Requirement:
Render all of the rows below as a JSON list of strings with one string per line, skipping any blank lines.

Region boundary data
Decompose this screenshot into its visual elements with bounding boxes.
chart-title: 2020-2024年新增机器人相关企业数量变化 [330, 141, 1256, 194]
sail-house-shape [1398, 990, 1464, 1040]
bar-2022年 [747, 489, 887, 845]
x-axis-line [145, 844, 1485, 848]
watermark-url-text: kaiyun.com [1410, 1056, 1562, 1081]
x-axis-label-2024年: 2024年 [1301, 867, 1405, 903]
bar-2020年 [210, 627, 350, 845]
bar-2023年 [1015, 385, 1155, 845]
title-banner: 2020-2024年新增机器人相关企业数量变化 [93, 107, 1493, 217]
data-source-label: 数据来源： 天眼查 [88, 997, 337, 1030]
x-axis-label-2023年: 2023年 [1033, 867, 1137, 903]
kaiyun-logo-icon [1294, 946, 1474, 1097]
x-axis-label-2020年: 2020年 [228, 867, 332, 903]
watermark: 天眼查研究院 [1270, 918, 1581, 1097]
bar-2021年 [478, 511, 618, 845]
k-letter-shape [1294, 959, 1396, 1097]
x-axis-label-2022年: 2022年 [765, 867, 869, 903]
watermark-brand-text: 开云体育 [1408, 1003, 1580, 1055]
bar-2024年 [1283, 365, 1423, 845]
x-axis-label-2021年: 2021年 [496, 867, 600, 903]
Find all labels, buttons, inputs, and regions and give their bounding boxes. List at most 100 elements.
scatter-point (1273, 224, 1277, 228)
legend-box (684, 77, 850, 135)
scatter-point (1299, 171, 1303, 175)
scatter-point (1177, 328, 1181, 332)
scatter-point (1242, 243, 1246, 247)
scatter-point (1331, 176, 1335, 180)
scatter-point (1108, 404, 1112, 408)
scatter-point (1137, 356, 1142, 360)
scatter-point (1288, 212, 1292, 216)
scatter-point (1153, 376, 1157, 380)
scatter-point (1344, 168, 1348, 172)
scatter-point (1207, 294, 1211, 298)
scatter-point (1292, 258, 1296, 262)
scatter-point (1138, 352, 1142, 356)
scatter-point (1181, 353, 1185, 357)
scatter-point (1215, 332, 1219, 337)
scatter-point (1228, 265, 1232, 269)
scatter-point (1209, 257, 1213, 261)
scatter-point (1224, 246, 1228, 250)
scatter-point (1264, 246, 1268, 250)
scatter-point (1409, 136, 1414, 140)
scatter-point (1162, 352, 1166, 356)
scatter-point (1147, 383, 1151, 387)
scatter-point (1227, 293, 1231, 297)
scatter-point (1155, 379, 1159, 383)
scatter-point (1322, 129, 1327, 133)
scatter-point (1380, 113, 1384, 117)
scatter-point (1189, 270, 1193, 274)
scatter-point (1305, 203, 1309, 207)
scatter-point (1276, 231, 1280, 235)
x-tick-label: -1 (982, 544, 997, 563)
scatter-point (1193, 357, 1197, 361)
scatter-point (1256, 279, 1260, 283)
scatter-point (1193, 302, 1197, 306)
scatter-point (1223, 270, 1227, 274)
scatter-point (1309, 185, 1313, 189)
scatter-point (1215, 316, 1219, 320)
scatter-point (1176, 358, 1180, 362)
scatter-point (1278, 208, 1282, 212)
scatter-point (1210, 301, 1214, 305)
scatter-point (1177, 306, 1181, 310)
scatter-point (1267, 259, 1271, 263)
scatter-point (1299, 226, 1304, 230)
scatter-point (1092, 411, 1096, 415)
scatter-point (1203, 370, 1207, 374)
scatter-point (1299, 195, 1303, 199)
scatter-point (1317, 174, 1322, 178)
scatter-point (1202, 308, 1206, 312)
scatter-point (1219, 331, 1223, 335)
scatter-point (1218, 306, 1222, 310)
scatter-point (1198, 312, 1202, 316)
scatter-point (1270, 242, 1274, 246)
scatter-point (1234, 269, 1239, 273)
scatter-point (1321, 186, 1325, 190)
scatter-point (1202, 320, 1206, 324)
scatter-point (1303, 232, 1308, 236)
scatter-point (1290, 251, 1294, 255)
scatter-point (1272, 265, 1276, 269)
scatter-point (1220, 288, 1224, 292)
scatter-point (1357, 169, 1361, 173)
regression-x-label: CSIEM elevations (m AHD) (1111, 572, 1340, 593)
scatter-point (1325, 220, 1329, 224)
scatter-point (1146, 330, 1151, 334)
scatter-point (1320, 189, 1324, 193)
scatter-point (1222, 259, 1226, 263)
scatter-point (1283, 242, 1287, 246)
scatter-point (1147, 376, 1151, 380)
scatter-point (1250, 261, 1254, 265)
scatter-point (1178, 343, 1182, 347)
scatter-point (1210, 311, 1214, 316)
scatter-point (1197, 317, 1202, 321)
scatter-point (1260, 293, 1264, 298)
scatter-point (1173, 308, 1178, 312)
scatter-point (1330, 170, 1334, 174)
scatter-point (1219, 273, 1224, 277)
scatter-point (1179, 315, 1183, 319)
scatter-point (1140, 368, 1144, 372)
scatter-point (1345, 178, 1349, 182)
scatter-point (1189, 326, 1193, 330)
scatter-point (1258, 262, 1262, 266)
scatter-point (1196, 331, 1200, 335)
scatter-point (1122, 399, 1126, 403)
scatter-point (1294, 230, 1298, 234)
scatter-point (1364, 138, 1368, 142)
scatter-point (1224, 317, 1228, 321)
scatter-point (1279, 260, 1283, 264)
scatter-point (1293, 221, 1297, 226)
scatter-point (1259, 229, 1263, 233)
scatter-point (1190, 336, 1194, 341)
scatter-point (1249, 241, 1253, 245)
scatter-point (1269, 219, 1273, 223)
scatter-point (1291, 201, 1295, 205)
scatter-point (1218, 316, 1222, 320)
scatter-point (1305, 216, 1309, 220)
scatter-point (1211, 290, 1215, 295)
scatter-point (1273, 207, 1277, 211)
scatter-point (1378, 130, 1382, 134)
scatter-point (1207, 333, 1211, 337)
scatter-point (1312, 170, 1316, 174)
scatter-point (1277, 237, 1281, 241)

Answer below:
[
  "Decompose this screenshot into its visual elements with bounding boxes.",
  "chart-title: 2020-2024年新增机器人相关企业数量变化 [330, 141, 1256, 194]",
  "sail-house-shape [1398, 990, 1464, 1040]",
  "bar-2022年 [747, 489, 887, 845]",
  "x-axis-line [145, 844, 1485, 848]",
  "watermark-url-text: kaiyun.com [1410, 1056, 1562, 1081]",
  "x-axis-label-2024年: 2024年 [1301, 867, 1405, 903]",
  "bar-2020年 [210, 627, 350, 845]",
  "bar-2023年 [1015, 385, 1155, 845]",
  "title-banner: 2020-2024年新增机器人相关企业数量变化 [93, 107, 1493, 217]",
  "data-source-label: 数据来源： 天眼查 [88, 997, 337, 1030]",
  "x-axis-label-2023年: 2023年 [1033, 867, 1137, 903]",
  "kaiyun-logo-icon [1294, 946, 1474, 1097]",
  "x-axis-label-2020年: 2020年 [228, 867, 332, 903]",
  "watermark: 天眼查研究院 [1270, 918, 1581, 1097]",
  "bar-2021年 [478, 511, 618, 845]",
  "k-letter-shape [1294, 959, 1396, 1097]",
  "x-axis-label-2022年: 2022年 [765, 867, 869, 903]",
  "watermark-brand-text: 开云体育 [1408, 1003, 1580, 1055]",
  "bar-2024年 [1283, 365, 1423, 845]",
  "x-axis-label-2021年: 2021年 [496, 867, 600, 903]",
  "Find all labels, buttons, inputs, and regions and give their bounding boxes. List at most 100 elements.",
  "scatter-point (1273, 224, 1277, 228)",
  "legend-box (684, 77, 850, 135)",
  "scatter-point (1299, 171, 1303, 175)",
  "scatter-point (1177, 328, 1181, 332)",
  "scatter-point (1242, 243, 1246, 247)",
  "scatter-point (1331, 176, 1335, 180)",
  "scatter-point (1108, 404, 1112, 408)",
  "scatter-point (1137, 356, 1142, 360)",
  "scatter-point (1288, 212, 1292, 216)",
  "scatter-point (1153, 376, 1157, 380)",
  "scatter-point (1344, 168, 1348, 172)",
  "scatter-point (1207, 294, 1211, 298)",
  "scatter-point (1292, 258, 1296, 262)",
  "scatter-point (1138, 352, 1142, 356)",
  "scatter-point (1181, 353, 1185, 357)",
  "scatter-point (1215, 332, 1219, 337)",
  "scatter-point (1228, 265, 1232, 269)",
  "scatter-point (1209, 257, 1213, 261)",
  "scatter-point (1224, 246, 1228, 250)",
  "scatter-point (1264, 246, 1268, 250)",
  "scatter-point (1409, 136, 1414, 140)",
  "scatter-point (1162, 352, 1166, 356)",
  "scatter-point (1147, 383, 1151, 387)",
  "scatter-point (1227, 293, 1231, 297)",
  "scatter-point (1155, 379, 1159, 383)",
  "scatter-point (1322, 129, 1327, 133)",
  "scatter-point (1380, 113, 1384, 117)",
  "scatter-point (1189, 270, 1193, 274)",
  "scatter-point (1305, 203, 1309, 207)",
  "scatter-point (1276, 231, 1280, 235)",
  "x-tick-label: -1 (982, 544, 997, 563)",
  "scatter-point (1193, 357, 1197, 361)",
  "scatter-point (1256, 279, 1260, 283)",
  "scatter-point (1193, 302, 1197, 306)",
  "scatter-point (1223, 270, 1227, 274)",
  "scatter-point (1309, 185, 1313, 189)",
  "scatter-point (1215, 316, 1219, 320)",
  "scatter-point (1176, 358, 1180, 362)",
  "scatter-point (1278, 208, 1282, 212)",
  "scatter-point (1210, 301, 1214, 305)",
  "scatter-point (1177, 306, 1181, 310)",
  "scatter-point (1267, 259, 1271, 263)",
  "scatter-point (1299, 226, 1304, 230)",
  "scatter-point (1092, 411, 1096, 415)",
  "scatter-point (1203, 370, 1207, 374)",
  "scatter-point (1299, 195, 1303, 199)",
  "scatter-point (1317, 174, 1322, 178)",
  "scatter-point (1202, 308, 1206, 312)",
  "scatter-point (1219, 331, 1223, 335)",
  "scatter-point (1218, 306, 1222, 310)",
  "scatter-point (1198, 312, 1202, 316)",
  "scatter-point (1270, 242, 1274, 246)",
  "scatter-point (1234, 269, 1239, 273)",
  "scatter-point (1321, 186, 1325, 190)",
  "scatter-point (1202, 320, 1206, 324)",
  "scatter-point (1303, 232, 1308, 236)",
  "scatter-point (1290, 251, 1294, 255)",
  "scatter-point (1272, 265, 1276, 269)",
  "scatter-point (1220, 288, 1224, 292)",
  "scatter-point (1357, 169, 1361, 173)",
  "regression-x-label: CSIEM elevations (m AHD) (1111, 572, 1340, 593)",
  "scatter-point (1325, 220, 1329, 224)",
  "scatter-point (1146, 330, 1151, 334)",
  "scatter-point (1320, 189, 1324, 193)",
  "scatter-point (1222, 259, 1226, 263)",
  "scatter-point (1283, 242, 1287, 246)",
  "scatter-point (1147, 376, 1151, 380)",
  "scatter-point (1250, 261, 1254, 265)",
  "scatter-point (1178, 343, 1182, 347)",
  "scatter-point (1210, 311, 1214, 316)",
  "scatter-point (1197, 317, 1202, 321)",
  "scatter-point (1260, 293, 1264, 298)",
  "scatter-point (1173, 308, 1178, 312)",
  "scatter-point (1330, 170, 1334, 174)",
  "scatter-point (1219, 273, 1224, 277)",
  "scatter-point (1179, 315, 1183, 319)",
  "scatter-point (1140, 368, 1144, 372)",
  "scatter-point (1345, 178, 1349, 182)",
  "scatter-point (1189, 326, 1193, 330)",
  "scatter-point (1258, 262, 1262, 266)",
  "scatter-point (1196, 331, 1200, 335)",
  "scatter-point (1122, 399, 1126, 403)",
  "scatter-point (1294, 230, 1298, 234)",
  "scatter-point (1364, 138, 1368, 142)",
  "scatter-point (1224, 317, 1228, 321)",
  "scatter-point (1279, 260, 1283, 264)",
  "scatter-point (1293, 221, 1297, 226)",
  "scatter-point (1259, 229, 1263, 233)",
  "scatter-point (1190, 336, 1194, 341)",
  "scatter-point (1249, 241, 1253, 245)",
  "scatter-point (1269, 219, 1273, 223)",
  "scatter-point (1291, 201, 1295, 205)",
  "scatter-point (1218, 316, 1222, 320)",
  "scatter-point (1305, 216, 1309, 220)",
  "scatter-point (1211, 290, 1215, 295)",
  "scatter-point (1273, 207, 1277, 211)",
  "scatter-point (1378, 130, 1382, 134)",
  "scatter-point (1207, 333, 1211, 337)",
  "scatter-point (1312, 170, 1316, 174)",
  "scatter-point (1277, 237, 1281, 241)"
]